Saved entries:
========================================
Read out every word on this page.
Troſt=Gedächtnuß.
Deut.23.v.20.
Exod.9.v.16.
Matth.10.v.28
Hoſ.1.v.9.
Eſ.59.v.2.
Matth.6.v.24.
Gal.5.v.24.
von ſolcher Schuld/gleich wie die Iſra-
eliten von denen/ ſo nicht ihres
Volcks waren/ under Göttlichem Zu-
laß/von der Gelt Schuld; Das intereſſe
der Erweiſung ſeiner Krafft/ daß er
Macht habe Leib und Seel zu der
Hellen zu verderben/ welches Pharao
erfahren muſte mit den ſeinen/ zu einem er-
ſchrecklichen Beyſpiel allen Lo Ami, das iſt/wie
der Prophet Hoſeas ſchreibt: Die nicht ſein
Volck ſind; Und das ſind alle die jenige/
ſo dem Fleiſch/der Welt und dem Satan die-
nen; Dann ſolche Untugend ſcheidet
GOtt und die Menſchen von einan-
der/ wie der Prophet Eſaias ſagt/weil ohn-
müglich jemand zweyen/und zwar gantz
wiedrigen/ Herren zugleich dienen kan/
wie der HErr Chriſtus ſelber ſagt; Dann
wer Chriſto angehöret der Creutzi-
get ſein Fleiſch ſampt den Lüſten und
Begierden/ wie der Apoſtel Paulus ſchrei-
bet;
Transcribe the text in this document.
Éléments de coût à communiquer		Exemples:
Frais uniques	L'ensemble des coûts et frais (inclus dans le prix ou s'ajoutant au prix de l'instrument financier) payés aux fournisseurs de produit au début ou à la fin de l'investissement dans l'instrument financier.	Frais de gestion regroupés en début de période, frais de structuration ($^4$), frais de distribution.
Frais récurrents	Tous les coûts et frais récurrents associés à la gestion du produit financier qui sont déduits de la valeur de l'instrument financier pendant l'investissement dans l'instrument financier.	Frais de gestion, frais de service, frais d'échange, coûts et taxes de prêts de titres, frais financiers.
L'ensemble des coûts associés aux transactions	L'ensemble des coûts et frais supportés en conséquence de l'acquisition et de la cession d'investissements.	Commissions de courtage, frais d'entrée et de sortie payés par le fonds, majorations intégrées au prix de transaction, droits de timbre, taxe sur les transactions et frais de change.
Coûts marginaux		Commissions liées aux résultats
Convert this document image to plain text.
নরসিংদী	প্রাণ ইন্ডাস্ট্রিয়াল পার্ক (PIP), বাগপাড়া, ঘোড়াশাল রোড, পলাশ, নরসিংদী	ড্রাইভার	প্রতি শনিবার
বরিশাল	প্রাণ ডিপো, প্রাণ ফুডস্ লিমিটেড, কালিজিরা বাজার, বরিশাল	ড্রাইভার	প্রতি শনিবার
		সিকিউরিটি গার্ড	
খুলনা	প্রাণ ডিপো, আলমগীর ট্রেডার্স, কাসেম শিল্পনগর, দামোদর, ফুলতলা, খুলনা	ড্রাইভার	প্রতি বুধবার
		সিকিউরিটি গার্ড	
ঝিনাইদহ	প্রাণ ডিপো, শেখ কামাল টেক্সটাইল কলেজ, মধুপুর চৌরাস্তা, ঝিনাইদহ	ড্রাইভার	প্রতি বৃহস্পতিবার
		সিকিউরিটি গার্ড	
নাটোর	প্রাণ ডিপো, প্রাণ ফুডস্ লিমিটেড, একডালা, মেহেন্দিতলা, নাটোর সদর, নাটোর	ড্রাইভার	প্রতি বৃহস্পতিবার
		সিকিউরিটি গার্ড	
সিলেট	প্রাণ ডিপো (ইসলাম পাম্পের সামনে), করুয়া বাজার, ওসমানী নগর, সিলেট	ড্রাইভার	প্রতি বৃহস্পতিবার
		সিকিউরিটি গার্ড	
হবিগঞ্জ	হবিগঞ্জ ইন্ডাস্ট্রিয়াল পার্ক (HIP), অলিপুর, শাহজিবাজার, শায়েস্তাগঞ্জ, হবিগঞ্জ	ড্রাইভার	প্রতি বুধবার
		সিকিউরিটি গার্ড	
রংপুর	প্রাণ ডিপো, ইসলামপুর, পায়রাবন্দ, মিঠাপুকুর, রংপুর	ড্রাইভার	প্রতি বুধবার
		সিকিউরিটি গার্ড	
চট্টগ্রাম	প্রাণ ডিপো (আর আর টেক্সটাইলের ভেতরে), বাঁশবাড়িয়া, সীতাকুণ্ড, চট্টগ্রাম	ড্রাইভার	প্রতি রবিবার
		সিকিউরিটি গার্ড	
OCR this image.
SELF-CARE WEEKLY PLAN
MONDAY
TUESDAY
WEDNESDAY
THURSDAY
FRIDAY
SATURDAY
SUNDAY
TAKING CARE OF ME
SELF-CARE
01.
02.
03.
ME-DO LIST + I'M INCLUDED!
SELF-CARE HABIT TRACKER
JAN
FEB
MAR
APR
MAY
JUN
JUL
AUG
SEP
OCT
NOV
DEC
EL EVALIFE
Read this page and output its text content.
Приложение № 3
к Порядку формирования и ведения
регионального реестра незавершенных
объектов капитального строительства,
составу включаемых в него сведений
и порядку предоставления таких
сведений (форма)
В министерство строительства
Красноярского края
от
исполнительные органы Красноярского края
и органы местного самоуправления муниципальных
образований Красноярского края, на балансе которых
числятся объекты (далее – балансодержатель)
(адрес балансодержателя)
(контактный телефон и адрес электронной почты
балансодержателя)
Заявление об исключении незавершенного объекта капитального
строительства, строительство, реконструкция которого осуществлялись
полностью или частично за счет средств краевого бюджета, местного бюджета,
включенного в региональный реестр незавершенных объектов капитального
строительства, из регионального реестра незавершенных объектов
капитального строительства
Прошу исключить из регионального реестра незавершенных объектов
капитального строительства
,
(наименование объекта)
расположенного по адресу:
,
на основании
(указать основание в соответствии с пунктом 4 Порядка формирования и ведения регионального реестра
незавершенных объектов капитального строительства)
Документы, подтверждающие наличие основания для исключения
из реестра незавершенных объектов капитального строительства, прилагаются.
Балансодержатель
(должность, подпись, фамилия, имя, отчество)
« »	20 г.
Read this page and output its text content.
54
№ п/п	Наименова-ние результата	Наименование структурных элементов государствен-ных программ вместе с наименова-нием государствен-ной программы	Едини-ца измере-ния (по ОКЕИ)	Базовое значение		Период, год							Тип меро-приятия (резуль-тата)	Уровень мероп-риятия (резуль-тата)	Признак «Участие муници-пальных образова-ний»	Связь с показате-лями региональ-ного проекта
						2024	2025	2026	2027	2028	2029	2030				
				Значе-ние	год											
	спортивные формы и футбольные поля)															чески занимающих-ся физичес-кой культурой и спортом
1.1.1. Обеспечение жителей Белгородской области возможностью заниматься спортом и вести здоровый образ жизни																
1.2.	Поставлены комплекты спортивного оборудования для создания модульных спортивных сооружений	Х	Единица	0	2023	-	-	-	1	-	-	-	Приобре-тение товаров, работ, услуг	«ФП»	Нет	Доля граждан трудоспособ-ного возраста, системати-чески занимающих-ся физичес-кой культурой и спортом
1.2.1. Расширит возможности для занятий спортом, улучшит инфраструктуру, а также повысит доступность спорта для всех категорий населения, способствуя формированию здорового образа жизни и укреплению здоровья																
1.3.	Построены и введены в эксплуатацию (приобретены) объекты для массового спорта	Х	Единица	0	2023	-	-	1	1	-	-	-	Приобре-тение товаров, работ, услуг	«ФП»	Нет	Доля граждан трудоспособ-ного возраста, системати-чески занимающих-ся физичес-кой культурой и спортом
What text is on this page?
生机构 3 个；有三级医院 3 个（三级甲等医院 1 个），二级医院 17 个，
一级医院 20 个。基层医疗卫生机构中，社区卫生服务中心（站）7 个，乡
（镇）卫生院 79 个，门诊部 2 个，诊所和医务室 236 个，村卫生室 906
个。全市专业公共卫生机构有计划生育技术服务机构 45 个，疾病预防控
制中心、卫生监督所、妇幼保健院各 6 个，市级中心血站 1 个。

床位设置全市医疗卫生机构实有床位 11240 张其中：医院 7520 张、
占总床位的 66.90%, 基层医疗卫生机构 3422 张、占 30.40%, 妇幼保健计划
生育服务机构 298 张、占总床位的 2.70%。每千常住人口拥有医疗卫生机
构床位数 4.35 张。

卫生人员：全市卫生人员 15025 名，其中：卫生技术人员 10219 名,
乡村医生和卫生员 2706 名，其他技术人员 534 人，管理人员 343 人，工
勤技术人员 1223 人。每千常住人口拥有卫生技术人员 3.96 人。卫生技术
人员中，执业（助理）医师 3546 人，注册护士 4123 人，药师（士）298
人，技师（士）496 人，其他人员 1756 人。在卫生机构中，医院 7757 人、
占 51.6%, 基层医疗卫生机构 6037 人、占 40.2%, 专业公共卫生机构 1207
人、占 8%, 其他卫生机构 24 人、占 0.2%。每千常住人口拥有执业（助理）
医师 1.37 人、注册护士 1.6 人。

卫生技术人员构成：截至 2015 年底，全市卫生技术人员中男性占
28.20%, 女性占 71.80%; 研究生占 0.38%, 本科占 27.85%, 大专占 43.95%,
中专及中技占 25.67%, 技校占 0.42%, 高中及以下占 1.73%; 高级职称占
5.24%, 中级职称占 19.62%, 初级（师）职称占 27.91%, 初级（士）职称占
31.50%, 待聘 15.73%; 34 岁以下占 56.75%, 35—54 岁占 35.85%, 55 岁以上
========================================
## Direction
State how many lines of the records hold the string "CARE", and nothing else.

## Exercise solution
4